── EXCERPTED DATA ──

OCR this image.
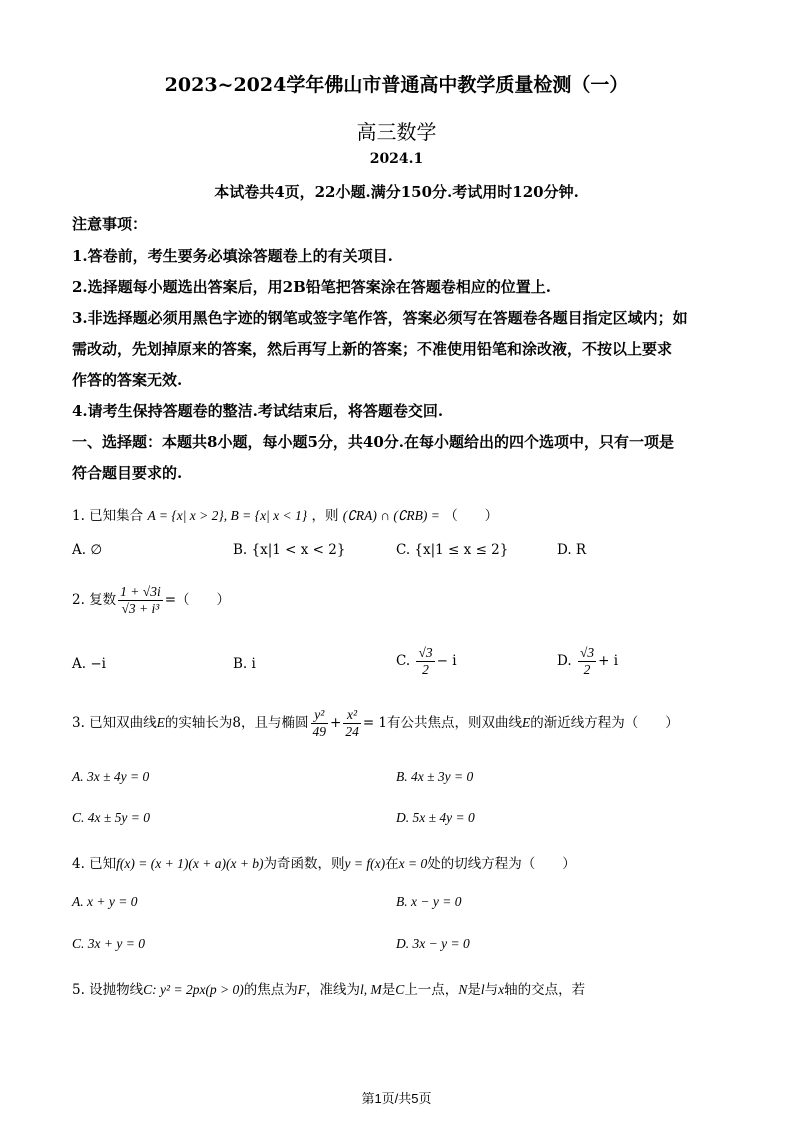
2023~2024学年佛山市普通高中教学质量检测（一）
高三数学
2024.1
本试卷共4页，22小题.满分150分.考试用时120分钟.
注意事项：
1.答卷前，考生要务必填涂答题卷上的有关项目.
2.选择题每小题选出答案后，用2B铅笔把答案涂在答题卷相应的位置上.
3.非选择题必须用黑色字迹的钢笔或签字笔作答，答案必须写在答题卷各题目指定区域内；如
需改动，先划掉原来的答案，然后再写上新的答案；不准使用铅笔和涂改液，不按以上要求
作答的答案无效.
4.请考生保持答题卷的整洁.考试结束后，将答题卷交回.
一、选择题：本题共8小题，每小题5分，共40分.在每小题给出的四个选项中，只有一项是
符合题目要求的.
1. 已知集合 A = {x| x > 2}, B = {x| x < 1} ，则 (∁RA) ∩ (∁RB) = （　　）
A. ∅	B. {x|1 < x < 2}	C. {x|1 ≤ x ≤ 2}	D. R
2. 复数 $\frac{1 + √3i}{\text{√3 + i³}}$ =（　　）
A. −i	B. i	C. $\frac{√3}{2} - i$	D. $\frac{√3}{2} + i$
3. 已知双曲线E的实轴长为8，且与椭圆 $\frac{\text{y²}}{49} + \frac{\text{x²}}{24} = 1$有公共焦点，则双曲线E的渐近线方程为（　　）
A. 3x ± 4y = 0	B. 4x ± 3y = 0
C. 4x ± 5y = 0	D. 5x ± 4y = 0
4. 已知f(x) = (x + 1)(x + a)(x + b)为奇函数，则y = f(x)在x = 0处的切线方程为（　　）
A. x + y = 0	B. x − y = 0
C. 3x + y = 0	D. 3x − y = 0
5. 设抛物线C: y² = 2px(p > 0)的焦点为F，准线为l, M是C上一点，N是l与x轴的交点，若
第1页/共5页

───

● TASK REQUIREMENTS: The word "frac" may appear on some lines. Report how many lines hold it, giving the number alone.

● OUTPUT FOR THIS EXERCISE: 3